INSTRUCTION: Find the word "theo" in the data. Return every line where it appears.

EXERCISE INPUT:
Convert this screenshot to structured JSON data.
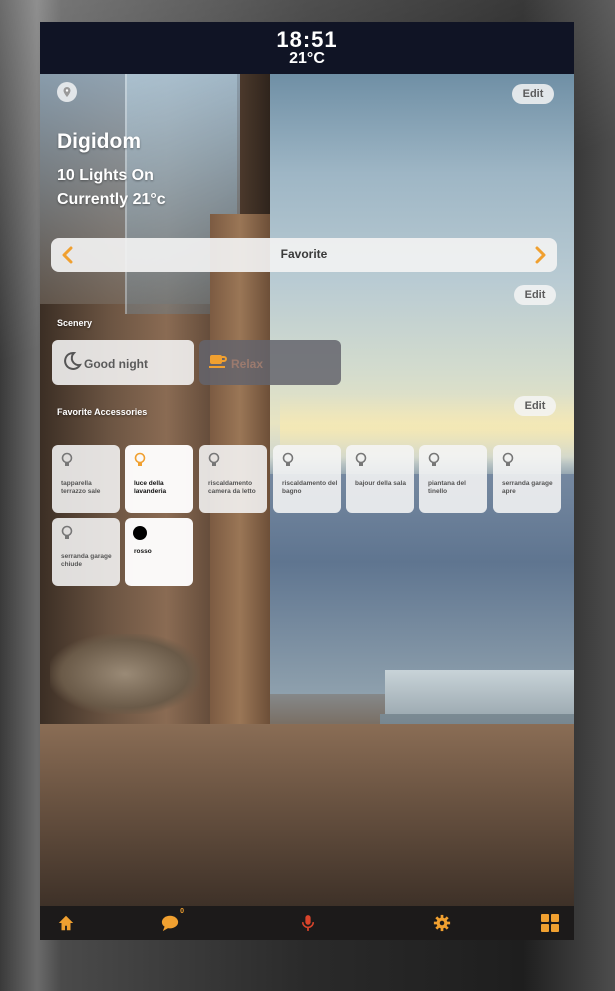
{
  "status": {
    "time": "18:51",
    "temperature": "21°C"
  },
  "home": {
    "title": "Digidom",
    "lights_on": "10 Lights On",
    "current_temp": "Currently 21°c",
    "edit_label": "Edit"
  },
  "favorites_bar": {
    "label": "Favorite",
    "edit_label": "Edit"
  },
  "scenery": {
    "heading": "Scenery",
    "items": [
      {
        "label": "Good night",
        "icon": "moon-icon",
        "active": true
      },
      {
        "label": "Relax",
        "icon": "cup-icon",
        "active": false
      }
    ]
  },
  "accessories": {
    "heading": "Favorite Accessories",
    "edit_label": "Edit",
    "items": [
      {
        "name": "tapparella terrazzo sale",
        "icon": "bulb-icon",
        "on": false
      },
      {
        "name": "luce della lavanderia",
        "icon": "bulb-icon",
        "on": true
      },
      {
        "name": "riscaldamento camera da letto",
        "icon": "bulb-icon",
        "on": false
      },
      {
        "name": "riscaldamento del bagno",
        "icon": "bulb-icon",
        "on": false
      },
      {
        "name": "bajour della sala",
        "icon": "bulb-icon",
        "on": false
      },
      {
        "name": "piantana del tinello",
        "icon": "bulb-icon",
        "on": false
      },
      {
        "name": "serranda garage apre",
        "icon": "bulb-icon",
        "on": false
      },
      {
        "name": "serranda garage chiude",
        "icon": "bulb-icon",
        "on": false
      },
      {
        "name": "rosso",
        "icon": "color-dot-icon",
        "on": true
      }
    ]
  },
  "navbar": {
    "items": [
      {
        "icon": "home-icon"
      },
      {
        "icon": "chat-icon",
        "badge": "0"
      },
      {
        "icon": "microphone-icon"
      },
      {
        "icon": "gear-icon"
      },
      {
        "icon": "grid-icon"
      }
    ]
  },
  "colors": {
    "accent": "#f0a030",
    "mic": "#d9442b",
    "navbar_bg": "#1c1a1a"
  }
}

==

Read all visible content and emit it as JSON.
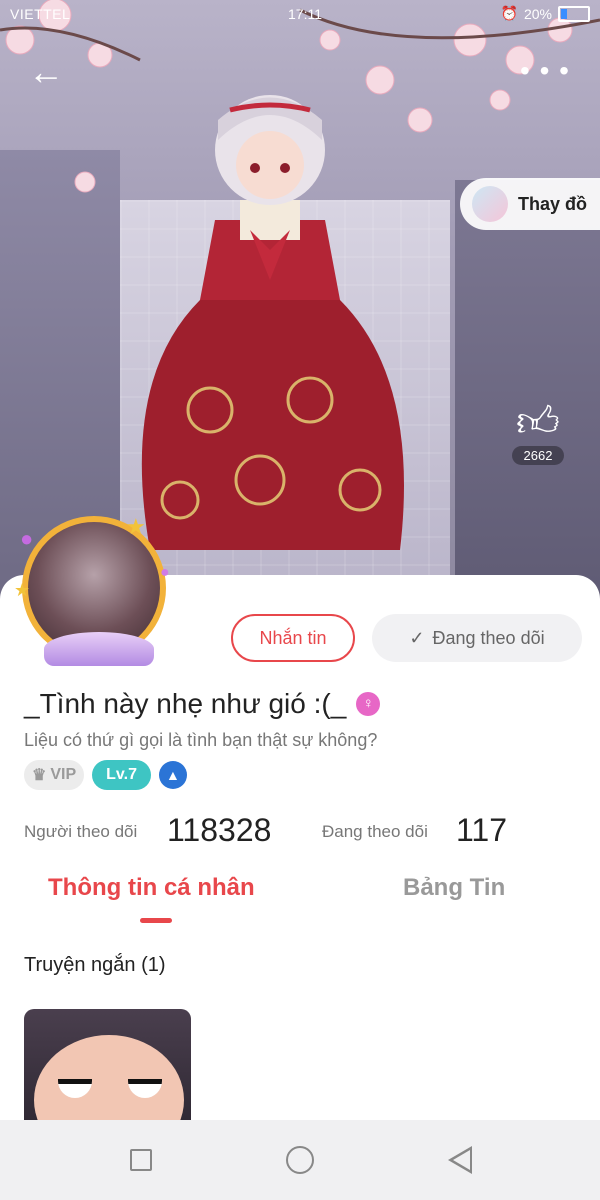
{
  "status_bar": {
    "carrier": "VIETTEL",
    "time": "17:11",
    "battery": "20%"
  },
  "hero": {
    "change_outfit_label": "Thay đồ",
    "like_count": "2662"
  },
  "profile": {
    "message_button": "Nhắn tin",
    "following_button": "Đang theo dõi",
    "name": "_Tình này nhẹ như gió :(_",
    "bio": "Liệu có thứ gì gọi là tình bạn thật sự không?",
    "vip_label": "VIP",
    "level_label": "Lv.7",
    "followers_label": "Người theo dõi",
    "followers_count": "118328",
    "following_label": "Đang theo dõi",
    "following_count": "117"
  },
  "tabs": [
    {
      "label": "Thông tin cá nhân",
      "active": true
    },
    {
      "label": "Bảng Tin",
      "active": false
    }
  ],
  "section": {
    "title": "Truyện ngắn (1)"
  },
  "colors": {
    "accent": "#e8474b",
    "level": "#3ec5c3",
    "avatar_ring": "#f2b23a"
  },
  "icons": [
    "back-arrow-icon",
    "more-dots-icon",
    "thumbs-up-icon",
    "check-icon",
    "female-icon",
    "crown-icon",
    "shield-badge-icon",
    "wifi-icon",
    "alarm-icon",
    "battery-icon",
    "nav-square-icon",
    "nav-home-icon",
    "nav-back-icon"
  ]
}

RESPONSE TO THIS EXERCISE:
    "following_button": "Đang theo dõi",
    "followers_label": "Người theo dõi",
    "following_label": "Đang theo dõi",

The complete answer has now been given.